-- Start --

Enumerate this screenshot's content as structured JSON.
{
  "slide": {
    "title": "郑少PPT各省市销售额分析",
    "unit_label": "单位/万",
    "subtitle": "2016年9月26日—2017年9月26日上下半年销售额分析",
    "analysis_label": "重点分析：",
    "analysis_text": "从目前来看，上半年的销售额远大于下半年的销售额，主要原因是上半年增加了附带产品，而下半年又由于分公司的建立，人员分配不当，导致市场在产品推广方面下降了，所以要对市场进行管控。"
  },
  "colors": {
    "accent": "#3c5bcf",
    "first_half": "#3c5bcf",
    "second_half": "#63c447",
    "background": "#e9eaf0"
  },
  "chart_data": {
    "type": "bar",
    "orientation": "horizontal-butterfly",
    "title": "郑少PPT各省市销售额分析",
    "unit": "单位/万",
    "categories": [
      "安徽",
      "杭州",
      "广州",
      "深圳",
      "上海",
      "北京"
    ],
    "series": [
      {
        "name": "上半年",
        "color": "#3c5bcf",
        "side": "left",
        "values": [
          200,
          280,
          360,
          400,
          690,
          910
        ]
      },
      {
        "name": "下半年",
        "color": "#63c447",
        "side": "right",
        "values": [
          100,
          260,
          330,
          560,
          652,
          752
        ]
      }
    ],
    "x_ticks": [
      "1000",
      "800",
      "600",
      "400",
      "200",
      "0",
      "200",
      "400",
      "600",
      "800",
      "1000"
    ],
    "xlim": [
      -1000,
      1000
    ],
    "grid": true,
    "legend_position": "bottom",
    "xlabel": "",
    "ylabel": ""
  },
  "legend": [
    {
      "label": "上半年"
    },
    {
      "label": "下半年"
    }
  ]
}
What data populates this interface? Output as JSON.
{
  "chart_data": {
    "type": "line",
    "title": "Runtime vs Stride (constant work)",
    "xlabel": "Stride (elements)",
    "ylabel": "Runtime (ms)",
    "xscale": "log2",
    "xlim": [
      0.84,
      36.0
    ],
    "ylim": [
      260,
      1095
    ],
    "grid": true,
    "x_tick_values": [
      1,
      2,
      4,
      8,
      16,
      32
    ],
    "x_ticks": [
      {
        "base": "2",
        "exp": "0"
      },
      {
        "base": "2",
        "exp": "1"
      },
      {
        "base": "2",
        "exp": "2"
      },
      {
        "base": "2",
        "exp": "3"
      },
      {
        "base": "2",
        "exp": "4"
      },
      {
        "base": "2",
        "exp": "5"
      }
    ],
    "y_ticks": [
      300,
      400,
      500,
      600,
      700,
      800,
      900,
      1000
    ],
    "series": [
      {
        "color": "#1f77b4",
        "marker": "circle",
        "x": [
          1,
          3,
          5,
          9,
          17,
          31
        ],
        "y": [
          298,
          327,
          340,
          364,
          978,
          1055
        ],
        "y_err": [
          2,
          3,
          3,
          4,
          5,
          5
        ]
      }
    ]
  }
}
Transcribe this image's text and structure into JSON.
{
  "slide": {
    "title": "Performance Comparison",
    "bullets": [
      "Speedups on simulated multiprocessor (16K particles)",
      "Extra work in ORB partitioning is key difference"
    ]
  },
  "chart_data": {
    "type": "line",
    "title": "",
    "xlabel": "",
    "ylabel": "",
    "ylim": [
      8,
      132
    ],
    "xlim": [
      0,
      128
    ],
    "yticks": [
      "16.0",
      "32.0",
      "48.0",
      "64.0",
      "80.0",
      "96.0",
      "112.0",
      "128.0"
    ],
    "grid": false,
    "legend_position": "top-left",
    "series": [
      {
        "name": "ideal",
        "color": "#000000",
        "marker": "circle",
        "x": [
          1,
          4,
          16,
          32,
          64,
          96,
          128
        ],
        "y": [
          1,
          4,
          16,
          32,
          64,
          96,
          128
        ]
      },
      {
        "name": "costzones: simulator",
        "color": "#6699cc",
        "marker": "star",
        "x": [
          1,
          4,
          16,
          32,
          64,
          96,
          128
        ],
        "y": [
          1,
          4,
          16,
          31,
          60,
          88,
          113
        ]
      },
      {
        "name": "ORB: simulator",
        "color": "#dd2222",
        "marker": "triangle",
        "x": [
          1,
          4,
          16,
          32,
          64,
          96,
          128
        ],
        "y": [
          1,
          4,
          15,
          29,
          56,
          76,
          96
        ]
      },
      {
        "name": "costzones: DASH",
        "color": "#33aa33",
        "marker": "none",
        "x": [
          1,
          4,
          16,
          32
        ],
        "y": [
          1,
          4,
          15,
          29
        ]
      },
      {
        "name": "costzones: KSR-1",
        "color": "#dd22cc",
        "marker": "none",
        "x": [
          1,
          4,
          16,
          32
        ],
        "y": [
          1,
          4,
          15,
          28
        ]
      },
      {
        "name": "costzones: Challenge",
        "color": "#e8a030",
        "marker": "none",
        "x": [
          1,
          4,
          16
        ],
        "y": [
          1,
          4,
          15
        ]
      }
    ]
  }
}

-- End --

**DIRECTIONS FOR THIS TASK**
Filter the entries above down to the lines containing the word "Runtime".

**EXPECTED ANSWER**
    "title": "Runtime vs Stride (constant work)",
    "ylabel": "Runtime (ms)",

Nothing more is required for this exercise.